**Belge bölümü**
§

3
Mayıs
2025
Cumartesi
ANASAYFA

İpin Ucu Kaçtı…

Liderler arasındaki seçim tartışmalarında “ipin ucu” iyiden, iyiye, daha doğrusu “kötüden, daha kötüye” kaçtı! En ileri demokrasilerde, özellikle seçim kampanyalarında, kıyasıya tartışmalar, söz düelloları yapılır… Hatta adaylar, biri birlerini suçlarlar. Mesela ABD’de, 1950’li yıllarda Joseph McCaarthy adlı senatörün, herkesi dostlarından, akrabalarından dolayı “komünist” olmakla suçlaması üzerine, “McCarthycilik” siyaset literatüründe bir terim oldu. ”Komünist” olmak suç olmaktan çoktan çıktı, ”McCarthyciliğin” ayıbı kaldı!

Ancak, siyaset tarihinde, galiba, bizde şu sırada olduğu kadar “belden aşağıya” inilmemiş ve vurulmamıştır. “Kaset” şantajlarıyla, ipin ucu kaçtı, alçaklık, zirveye ulaştı.

İpin ucu kimin elinde? Bu “seviyeyi” siyasi polemiklerde, kim adeta standart haline getirdi?

Kimseye, ortada somut deliller olmadan bu komploların iktidar partisi veya mensupları tarafından düzenlendiğini, iddia etmek yakıştırılamaz. Şimdiki halde, bu şantajlardan en fazla yararlanacak olan AKP olsa bile!.. Fakat, Erdoğan Başbakan sıfatıyla, “ölçü koyucu” statüsüyle, bu şantajları takbih edeceği yerde, bu iddiaları, maalesef kendisi kullanıyor… Deniz Baykal’a yapılan şantaj, sanki doğruymuş gibi konuşuyor!

EDEP -ÖLÇÜ- YAHU!

Erdoğan’ın konuşmalarında da, terbiye ve adap ölçüsünü kaçırdığının bir başka örneği de, 9. Cumhurbaşkanı Süleyman Demirel hakkındaki saygısız sözleri! Bunları burada tekrarlamak bile, bana ağır geliyor!.. Bu sözler, bırakın eski bir Cumhurbaşkanı ve Başbakanı, 87 yaşında bir kişi için söylenecek sözler değil!.. Demirel’in eski rakipleri, düşmanları bile, Erdoğan’ı, bu sözlerinden dolayı eleştiriyorlar!

Fakat şaşmamalı; bu “Başbakan”, oldum olası, kullandığı kelimelerin anlamını, sözünün ucunun nereye varacağını kestirmeden, pervasızca, konuşmuştur... Siyaset adamları bazı kelimeleri değişik şekilde telaffuz edebilirler… Mesela Demirel; “va mı” der… Bazı TV sunucuların da, bazı kelimeleri söyleyişleri "değişik"!

§

**Sağlanan veriler**
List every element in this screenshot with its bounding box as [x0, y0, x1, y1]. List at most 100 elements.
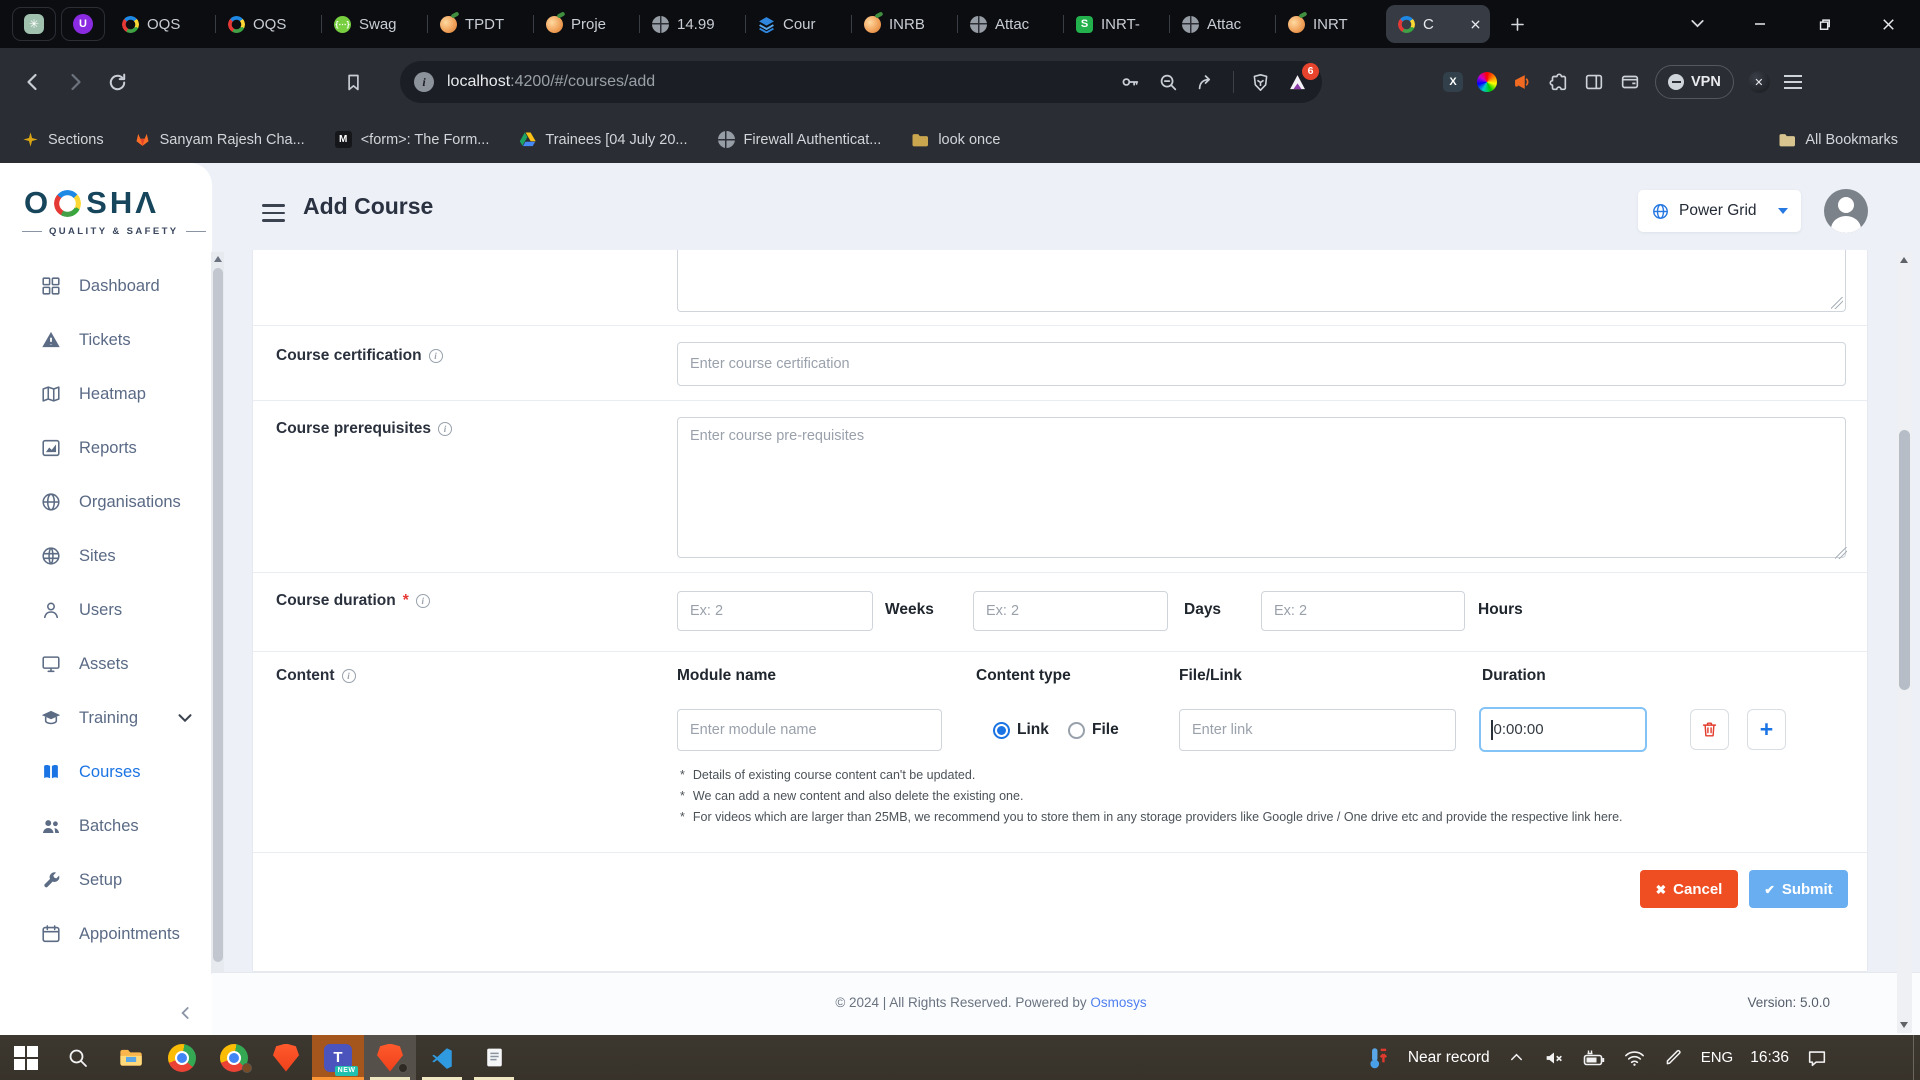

§

**Yapılacak görevler**
a) Seçim tartışmalarıyla ilgili yazıya göre Süleyman Demirel kaçıncı Cumhurbaşkanıdır?
b) Seçim tartışmalarıyla ilgili yazıyı kaldığı yerden sürdürün.

**Cevaplar**
a) 9. Cumhurbaşkanı.

b)
Sayın Bahçeli: “Biz püskevit demesini de biliriz, bisküvi demesini de biliriz” diyor. Ve hemen ilave ediyor; “Ama Allah bize şehide ‘kelle’ dedirttirmesin”… İşte, aradaki görgü ve nezaket farkı da burada! Densizlik, pervasızlık “kırmızı mintan” gibidir: “Ramsey” kostümün, gömleğin yakasından, yeninden seğirtir!..

GÜLME KOMŞUNA…

Evet şimdi, Erdoğan kirli kaset şantajlarını –iddiaları- bunları kendi amaçları için kullanıyor. Daha karara bağlanmamış - sanıklarının suçları sabit olmamış, Ergenekon iddialarını da, gerçekmiş gibi, kullanmaktan çekinmiyor!

Ancak, kasetçi şantajcıların dinleri, imanları, partileri yok; Maazallah, bu şantajlar AKP içindeki kişiler için de kullansalar; hepsi sütten çıkmış gümüş kaşık değil ya!.. Erdoğan, o zaman ne yapar, nasıl savunur? Aslında, kendi uzun vadeli çıkarları için, bunları telin etmesi gerekir. Düşmez kalkmaz bir Allah! İsmet İnönü’den ders alsa!.. Paşa önüne Menderes hakkında bazı fotoğraflar konduğunda ve bunların seçim mücadelesinde kullanılması teklif edildiğinde, elinin tersiyle, şiddetle ret etmişti. O zaman, rahmetli Menderes’in bazı ilişkileri, cümlece, malumdu… Ama ona o zaman, gizli kameralar, videokasetler olmasa da, çeşitli tuzaklar kurulabilirdi. Hatta “tuzağa” bile gerek yoktu! Bunu Menderes’in rakipleri, düşmanları yapmaya tenezzül etmediler! Basın da yapmadı! Eşini, ailesini rahatsız etmemeye özen gösterdiler! Çünkü bir seviye, edep- ahlak ve insaf seviyesi vardı. 27 Mayıs’a, Yassıada duruşmalarına kadar. Rahmetli Menderes’e “Bebek” davasında belden aşağıya vurdular! “Ekmekler” önce 27 Mayıs’ta bozuldu. Seviye düştü ve cadı kazanı da, o zaman kaynatılmaya başladı!

VURUN MHP’YE!

MHP’ye belden aşağıya kaset vuruşuna gelince; Devlet Bahçeli kasetler ortaya çıkınca, “kol kırılır yen içinde kalır” deyip, olayı örtbas etmeyi, bir lahza düşünmedi ve gereğini yaptı... Partisinde, hatta en yakınında kimlerin şeytana uyacağını nasıl bilebilirdi ki?..

Önceki akşam, SKY TV de, “Son Nokta” programında bu olay “ülkücüler” arasında tartışılırken, BBP’li, güya Ülkücü kültüründe yetişmiş ve “ahlaklı olmayı”, “dokuz ışığın” en önde geleni bilen ve öğreten Başbuğ Türkeş’in "rahle- tedrisinden" geçmiş, Mustafa Desteci, kaset olayını MHP’ye vurmak için fırsat bildi.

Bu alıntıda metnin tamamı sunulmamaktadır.